◆ DATA EXCERPTS:
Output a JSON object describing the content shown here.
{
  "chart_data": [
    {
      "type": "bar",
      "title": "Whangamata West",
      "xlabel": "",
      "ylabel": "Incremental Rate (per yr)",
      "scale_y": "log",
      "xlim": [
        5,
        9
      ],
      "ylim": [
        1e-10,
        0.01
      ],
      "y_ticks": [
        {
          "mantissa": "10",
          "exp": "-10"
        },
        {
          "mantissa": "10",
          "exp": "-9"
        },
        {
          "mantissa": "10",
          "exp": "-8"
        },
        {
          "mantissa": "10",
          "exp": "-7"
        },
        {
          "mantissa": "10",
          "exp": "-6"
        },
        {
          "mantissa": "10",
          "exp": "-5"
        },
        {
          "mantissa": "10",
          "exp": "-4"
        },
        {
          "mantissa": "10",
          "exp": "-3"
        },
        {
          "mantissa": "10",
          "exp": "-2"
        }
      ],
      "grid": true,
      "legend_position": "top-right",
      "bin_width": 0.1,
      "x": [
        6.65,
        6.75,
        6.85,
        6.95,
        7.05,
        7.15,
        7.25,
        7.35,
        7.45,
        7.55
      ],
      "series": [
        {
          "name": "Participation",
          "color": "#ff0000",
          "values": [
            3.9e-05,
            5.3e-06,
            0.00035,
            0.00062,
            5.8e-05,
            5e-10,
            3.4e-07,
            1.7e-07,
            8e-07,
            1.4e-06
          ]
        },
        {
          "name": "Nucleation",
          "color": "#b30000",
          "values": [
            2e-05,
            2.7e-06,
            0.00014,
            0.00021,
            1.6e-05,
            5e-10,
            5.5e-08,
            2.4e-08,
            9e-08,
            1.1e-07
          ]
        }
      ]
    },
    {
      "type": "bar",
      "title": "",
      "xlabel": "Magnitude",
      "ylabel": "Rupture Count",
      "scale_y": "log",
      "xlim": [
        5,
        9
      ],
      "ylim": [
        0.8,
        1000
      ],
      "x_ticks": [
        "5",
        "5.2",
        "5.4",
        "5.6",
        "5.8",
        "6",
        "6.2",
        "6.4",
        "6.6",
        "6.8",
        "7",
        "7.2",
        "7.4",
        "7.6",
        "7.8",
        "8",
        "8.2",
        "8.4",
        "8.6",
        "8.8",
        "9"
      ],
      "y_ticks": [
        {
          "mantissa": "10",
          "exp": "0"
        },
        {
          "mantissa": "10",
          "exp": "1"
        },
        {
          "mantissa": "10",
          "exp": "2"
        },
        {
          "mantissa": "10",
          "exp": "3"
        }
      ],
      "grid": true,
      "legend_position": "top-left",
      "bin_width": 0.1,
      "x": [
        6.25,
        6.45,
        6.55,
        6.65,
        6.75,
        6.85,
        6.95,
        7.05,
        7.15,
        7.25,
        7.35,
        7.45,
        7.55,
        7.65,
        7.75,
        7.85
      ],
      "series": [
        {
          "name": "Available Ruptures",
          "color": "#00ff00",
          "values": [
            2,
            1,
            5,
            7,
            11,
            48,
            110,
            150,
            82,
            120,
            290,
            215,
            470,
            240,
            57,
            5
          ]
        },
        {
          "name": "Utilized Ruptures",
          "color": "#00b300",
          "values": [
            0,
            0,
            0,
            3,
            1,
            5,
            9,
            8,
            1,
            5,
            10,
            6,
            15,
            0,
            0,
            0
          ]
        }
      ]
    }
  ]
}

◆ GIVEN REQUEST: Make a verbatim copy of every entry shown above.

◆ COMPLETED TASK:
Output a JSON object describing the content shown here.
{
  "chart_data": [
    {
      "type": "bar",
      "title": "Whangamata West",
      "xlabel": "",
      "ylabel": "Incremental Rate (per yr)",
      "scale_y": "log",
      "xlim": [
        5,
        9
      ],
      "ylim": [
        1e-10,
        0.01
      ],
      "y_ticks": [
        {
          "mantissa": "10",
          "exp": "-10"
        },
        {
          "mantissa": "10",
          "exp": "-9"
        },
        {
          "mantissa": "10",
          "exp": "-8"
        },
        {
          "mantissa": "10",
          "exp": "-7"
        },
        {
          "mantissa": "10",
          "exp": "-6"
        },
        {
          "mantissa": "10",
          "exp": "-5"
        },
        {
          "mantissa": "10",
          "exp": "-4"
        },
        {
          "mantissa": "10",
          "exp": "-3"
        },
        {
          "mantissa": "10",
          "exp": "-2"
        }
      ],
      "grid": true,
      "legend_position": "top-right",
      "bin_width": 0.1,
      "x": [
        6.65,
        6.75,
        6.85,
        6.95,
        7.05,
        7.15,
        7.25,
        7.35,
        7.45,
        7.55
      ],
      "series": [
        {
          "name": "Participation",
          "color": "#ff0000",
          "values": [
            3.9e-05,
            5.3e-06,
            0.00035,
            0.00062,
            5.8e-05,
            5e-10,
            3.4e-07,
            1.7e-07,
            8e-07,
            1.4e-06
          ]
        },
        {
          "name": "Nucleation",
          "color": "#b30000",
          "values": [
            2e-05,
            2.7e-06,
            0.00014,
            0.00021,
            1.6e-05,
            5e-10,
            5.5e-08,
            2.4e-08,
            9e-08,
            1.1e-07
          ]
        }
      ]
    },
    {
      "type": "bar",
      "title": "",
      "xlabel": "Magnitude",
      "ylabel": "Rupture Count",
      "scale_y": "log",
      "xlim": [
        5,
        9
      ],
      "ylim": [
        0.8,
        1000
      ],
      "x_ticks": [
        "5",
        "5.2",
        "5.4",
        "5.6",
        "5.8",
        "6",
        "6.2",
        "6.4",
        "6.6",
        "6.8",
        "7",
        "7.2",
        "7.4",
        "7.6",
        "7.8",
        "8",
        "8.2",
        "8.4",
        "8.6",
        "8.8",
        "9"
      ],
      "y_ticks": [
        {
          "mantissa": "10",
          "exp": "0"
        },
        {
          "mantissa": "10",
          "exp": "1"
        },
        {
          "mantissa": "10",
          "exp": "2"
        },
        {
          "mantissa": "10",
          "exp": "3"
        }
      ],
      "grid": true,
      "legend_position": "top-left",
      "bin_width": 0.1,
      "x": [
        6.25,
        6.45,
        6.55,
        6.65,
        6.75,
        6.85,
        6.95,
        7.05,
        7.15,
        7.25,
        7.35,
        7.45,
        7.55,
        7.65,
        7.75,
        7.85
      ],
      "series": [
        {
          "name": "Available Ruptures",
          "color": "#00ff00",
          "values": [
            2,
            1,
            5,
            7,
            11,
            48,
            110,
            150,
            82,
            120,
            290,
            215,
            470,
            240,
            57,
            5
          ]
        },
        {
          "name": "Utilized Ruptures",
          "color": "#00b300",
          "values": [
            0,
            0,
            0,
            3,
            1,
            5,
            9,
            8,
            1,
            5,
            10,
            6,
            15,
            0,
            0,
            0
          ]
        }
      ]
    }
  ]
}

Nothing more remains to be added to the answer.